LISTING:

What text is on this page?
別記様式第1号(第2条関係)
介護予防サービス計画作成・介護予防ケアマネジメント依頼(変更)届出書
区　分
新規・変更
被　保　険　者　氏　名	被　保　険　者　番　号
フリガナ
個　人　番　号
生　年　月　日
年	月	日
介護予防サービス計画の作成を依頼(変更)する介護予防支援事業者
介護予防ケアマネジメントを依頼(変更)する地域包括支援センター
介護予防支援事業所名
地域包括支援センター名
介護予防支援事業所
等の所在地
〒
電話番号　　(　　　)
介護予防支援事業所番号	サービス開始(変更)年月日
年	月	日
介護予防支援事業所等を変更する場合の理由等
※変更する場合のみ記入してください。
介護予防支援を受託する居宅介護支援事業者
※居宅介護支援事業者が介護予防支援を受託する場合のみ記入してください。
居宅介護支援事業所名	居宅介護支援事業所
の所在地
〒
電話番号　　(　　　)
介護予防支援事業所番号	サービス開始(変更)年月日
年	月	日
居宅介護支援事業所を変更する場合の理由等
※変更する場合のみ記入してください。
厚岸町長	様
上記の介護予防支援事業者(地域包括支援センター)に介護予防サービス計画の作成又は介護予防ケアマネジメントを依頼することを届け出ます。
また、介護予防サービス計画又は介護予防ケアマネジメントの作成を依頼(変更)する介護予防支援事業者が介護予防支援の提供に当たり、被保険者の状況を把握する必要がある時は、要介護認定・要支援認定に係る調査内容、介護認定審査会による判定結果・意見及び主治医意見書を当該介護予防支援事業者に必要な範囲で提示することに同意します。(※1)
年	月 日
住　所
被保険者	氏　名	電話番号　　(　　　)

TASK TO COMPLETE: Reproduce all the records precisely.

FULL RESPONSE:
What text is on this page?
別記様式第1号(第2条関係)
介護予防サービス計画作成・介護予防ケアマネジメント依頼(変更)届出書
区　分
新規・変更
被　保　険　者　氏　名	被　保　険　者　番　号
フリガナ
個　人　番　号
生　年　月　日
年	月	日
介護予防サービス計画の作成を依頼(変更)する介護予防支援事業者
介護予防ケアマネジメントを依頼(変更)する地域包括支援センター
介護予防支援事業所名
地域包括支援センター名
介護予防支援事業所
等の所在地
〒
電話番号　　(　　　)
介護予防支援事業所番号	サービス開始(変更)年月日
年	月	日
介護予防支援事業所等を変更する場合の理由等
※変更する場合のみ記入してください。
介護予防支援を受託する居宅介護支援事業者
※居宅介護支援事業者が介護予防支援を受託する場合のみ記入してください。
居宅介護支援事業所名	居宅介護支援事業所
の所在地
〒
電話番号　　(　　　)
介護予防支援事業所番号	サービス開始(変更)年月日
年	月	日
居宅介護支援事業所を変更する場合の理由等
※変更する場合のみ記入してください。
厚岸町長	様
上記の介護予防支援事業者(地域包括支援センター)に介護予防サービス計画の作成又は介護予防ケアマネジメントを依頼することを届け出ます。
また、介護予防サービス計画又は介護予防ケアマネジメントの作成を依頼(変更)する介護予防支援事業者が介護予防支援の提供に当たり、被保険者の状況を把握する必要がある時は、要介護認定・要支援認定に係る調査内容、介護認定審査会による判定結果・意見及び主治医意見書を当該介護予防支援事業者に必要な範囲で提示することに同意します。(※1)
年	月 日
住　所
被保険者	氏　名	電話番号　　(　　　)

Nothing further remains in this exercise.